AIM OF THE TASK: Show, in full, each line of the data that contains "name".

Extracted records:
=======

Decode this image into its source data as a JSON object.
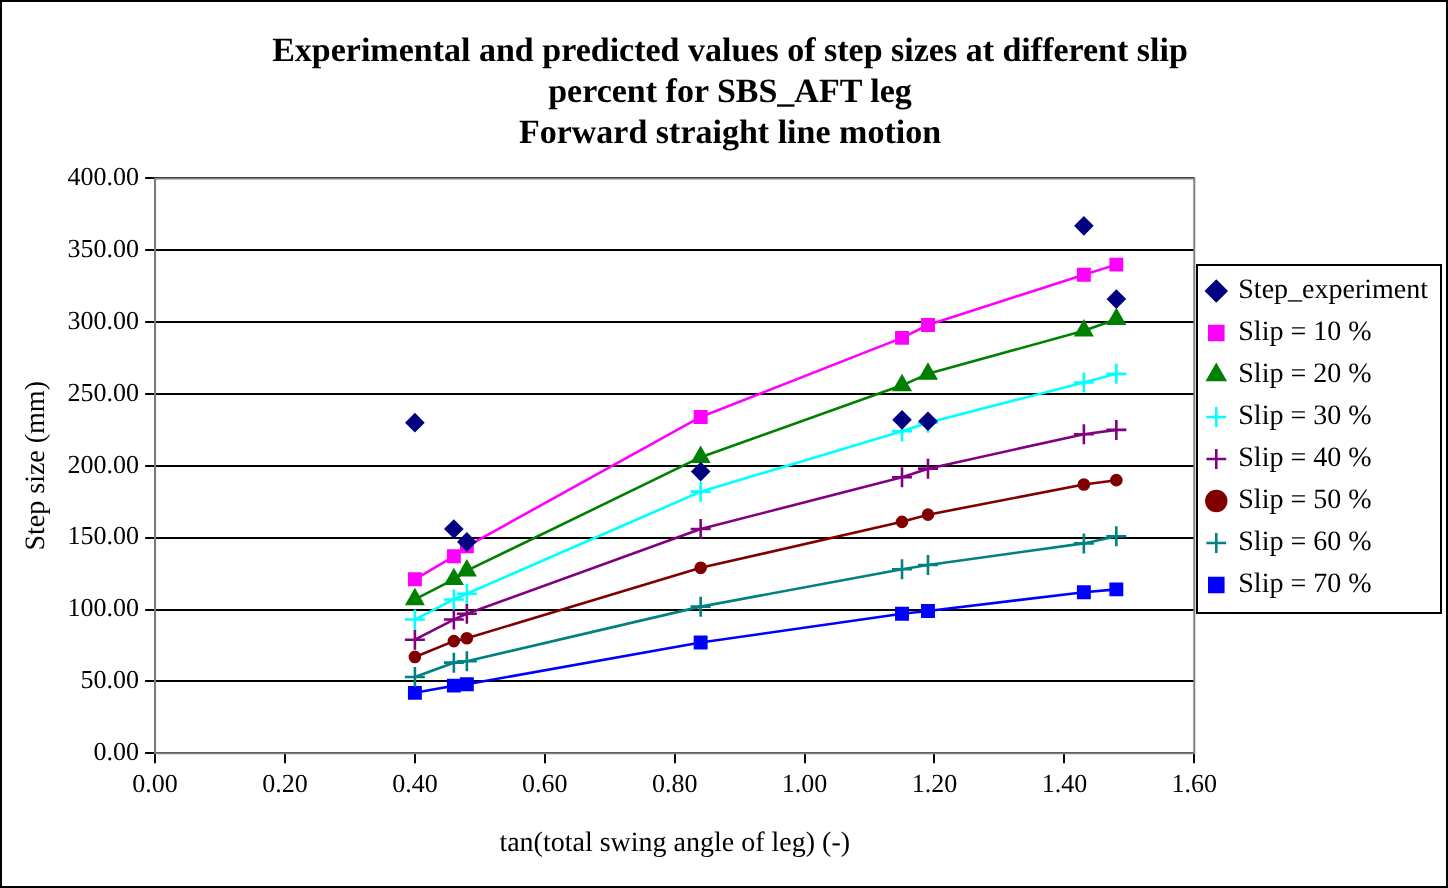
{
  "chart_data": {
    "type": "line",
    "title": "Experimental and predicted values of step sizes at different slip percent for SBS_AFT leg",
    "subtitle": "Forward straight line motion",
    "xlabel": "tan(total swing angle of leg) (-)",
    "ylabel": "Step size (mm)",
    "x": [
      0.4,
      0.46,
      0.48,
      0.84,
      1.15,
      1.19,
      1.43,
      1.48
    ],
    "series": [
      {
        "name": "Step_experiment",
        "type": "scatter",
        "marker": "diamond",
        "color": "#000080",
        "values": [
          230,
          156,
          147,
          196,
          232,
          231,
          367,
          316
        ]
      },
      {
        "name": "Slip = 10 %",
        "marker": "square",
        "color": "#ff00ff",
        "values": [
          121,
          137,
          144,
          234,
          289,
          298,
          333,
          340
        ]
      },
      {
        "name": "Slip = 20 %",
        "marker": "triangle",
        "color": "#008000",
        "values": [
          107,
          121,
          127,
          206,
          256,
          264,
          294,
          302
        ]
      },
      {
        "name": "Slip = 30 %",
        "marker": "cross",
        "color": "#00ffff",
        "values": [
          93,
          107,
          111,
          182,
          224,
          230,
          258,
          264
        ]
      },
      {
        "name": "Slip = 40 %",
        "marker": "cross",
        "color": "#800080",
        "values": [
          79,
          93,
          97,
          156,
          192,
          198,
          222,
          225
        ]
      },
      {
        "name": "Slip = 50 %",
        "marker": "circle",
        "color": "#800000",
        "values": [
          67,
          78,
          80,
          129,
          161,
          166,
          187,
          190
        ]
      },
      {
        "name": "Slip = 60 %",
        "marker": "cross",
        "color": "#008080",
        "values": [
          53,
          63,
          64,
          102,
          128,
          131,
          146,
          151
        ]
      },
      {
        "name": "Slip = 70 %",
        "marker": "square",
        "color": "#0000ff",
        "values": [
          42,
          47,
          48,
          77,
          97,
          99,
          112,
          114
        ]
      }
    ],
    "xlim": [
      0,
      1.6
    ],
    "xticks": [
      {
        "value": 0,
        "label": "0.00"
      },
      {
        "value": 0.2,
        "label": "0.20"
      },
      {
        "value": 0.4,
        "label": "0.40"
      },
      {
        "value": 0.6,
        "label": "0.60"
      },
      {
        "value": 0.8,
        "label": "0.80"
      },
      {
        "value": 1.0,
        "label": "1.00"
      },
      {
        "value": 1.2,
        "label": "1.20"
      },
      {
        "value": 1.4,
        "label": "1.40"
      },
      {
        "value": 1.6,
        "label": "1.60"
      }
    ],
    "ylim": [
      0,
      400
    ],
    "yticks": [
      {
        "value": 0,
        "label": "0.00"
      },
      {
        "value": 50,
        "label": "50.00"
      },
      {
        "value": 100,
        "label": "100.00"
      },
      {
        "value": 150,
        "label": "150.00"
      },
      {
        "value": 200,
        "label": "200.00"
      },
      {
        "value": 250,
        "label": "250.00"
      },
      {
        "value": 300,
        "label": "300.00"
      },
      {
        "value": 350,
        "label": "350.00"
      },
      {
        "value": 400,
        "label": "400.00"
      }
    ],
    "grid": "y",
    "legend": "right",
    "line_style": "solid"
  }
}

=======

TASK ANSWER:
        "name": "Step_experiment",
        "name": "Slip = 10 %",
        "name": "Slip = 20 %",
        "name": "Slip = 30 %",
        "name": "Slip = 40 %",
        "name": "Slip = 50 %",
        "name": "Slip = 60 %",
        "name": "Slip = 70 %",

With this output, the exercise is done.